DIRECTIVE - Search the records for "dengan". Copy every line where it appears.

— START —

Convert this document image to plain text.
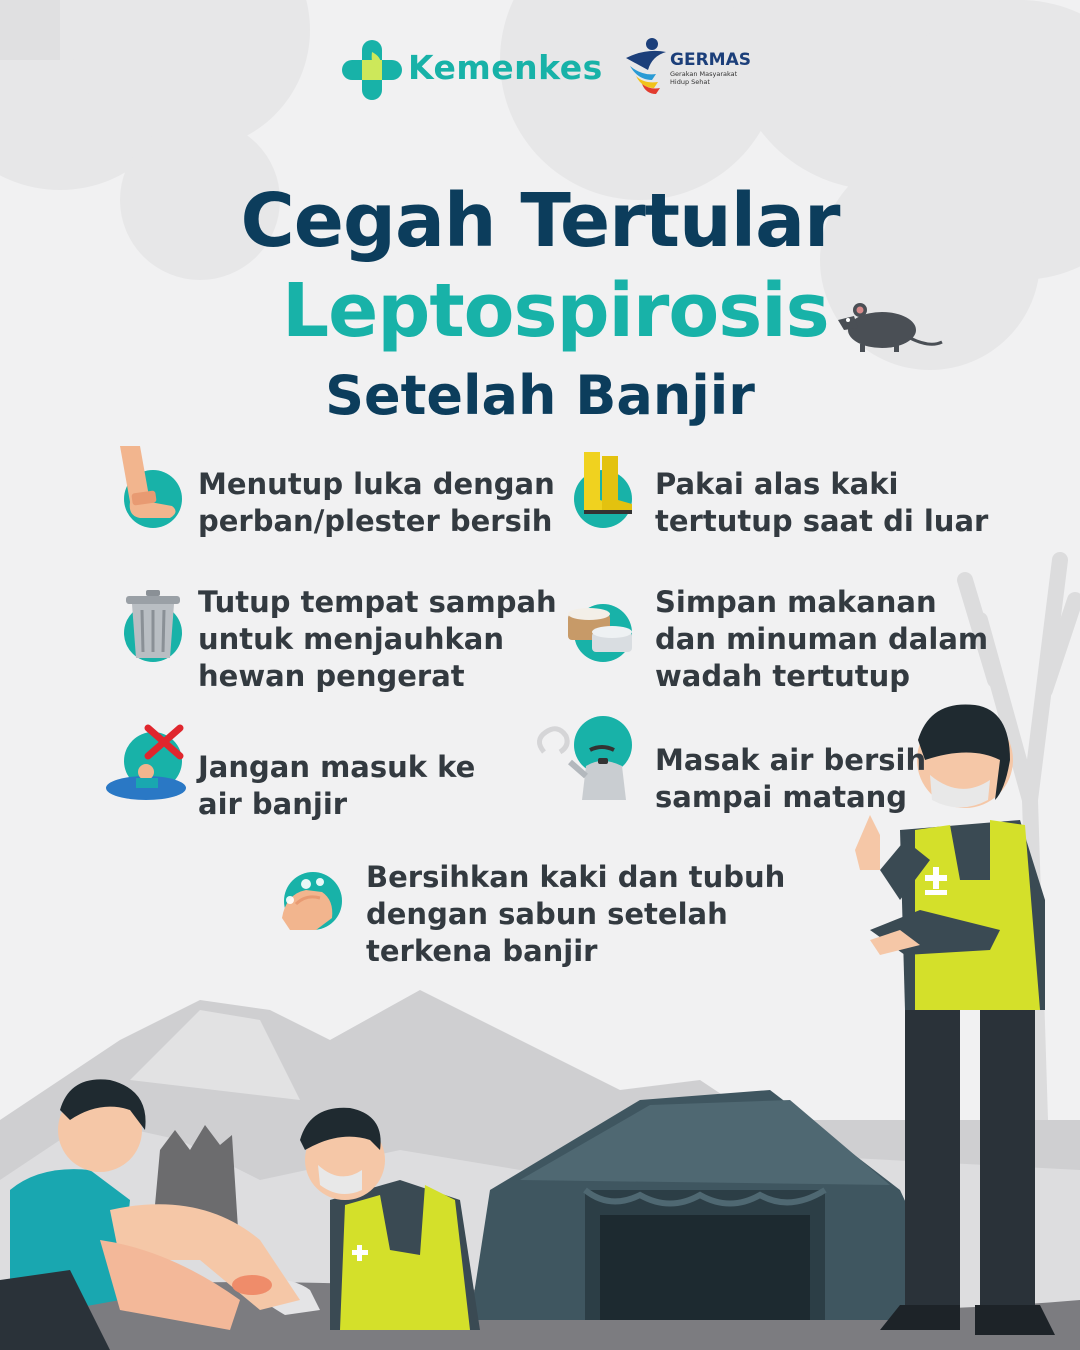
Kemenkes	GERMAS
Gerakan Masyarakat
Hidup Sehat
Cegah Tertular
Leptospirosis
Setelah Banjir
Menutup luka dengan
perban/plester bersih
Pakai alas kaki
tertutup saat di luar
Tutup tempat sampah
untuk menjauhkan
hewan pengerat
Simpan makanan
dan minuman dalam
wadah tertutup
Jangan masuk ke
air banjir
Masak air bersih
sampai matang
Bersihkan kaki dan tubuh
dengan sabun setelah
terkena banjir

— END —

RESPONSE BELOW -
Menutup luka dengan
dengan sabun setelah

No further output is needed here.